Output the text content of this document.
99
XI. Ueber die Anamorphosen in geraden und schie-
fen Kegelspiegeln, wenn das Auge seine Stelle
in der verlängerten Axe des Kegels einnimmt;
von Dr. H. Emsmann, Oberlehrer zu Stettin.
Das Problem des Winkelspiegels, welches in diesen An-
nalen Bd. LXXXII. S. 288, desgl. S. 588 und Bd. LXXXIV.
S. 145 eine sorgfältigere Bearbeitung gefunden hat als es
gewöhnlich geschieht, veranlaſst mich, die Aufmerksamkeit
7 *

◆ What to produce ◆
Copy out the material word for word and line for line.

◆ The output ◆
Output the text content of this document.
99
XI. Ueber die Anamorphosen in geraden und schie-
fen Kegelspiegeln, wenn das Auge seine Stelle
in der verlängerten Axe des Kegels einnimmt;
von Dr. H. Emsmann, Oberlehrer zu Stettin.
Das Problem des Winkelspiegels, welches in diesen An-
nalen Bd. LXXXII. S. 288, desgl. S. 588 und Bd. LXXXIV.
S. 145 eine sorgfältigere Bearbeitung gefunden hat als es
gewöhnlich geschieht, veranlaſst mich, die Aufmerksamkeit
7 *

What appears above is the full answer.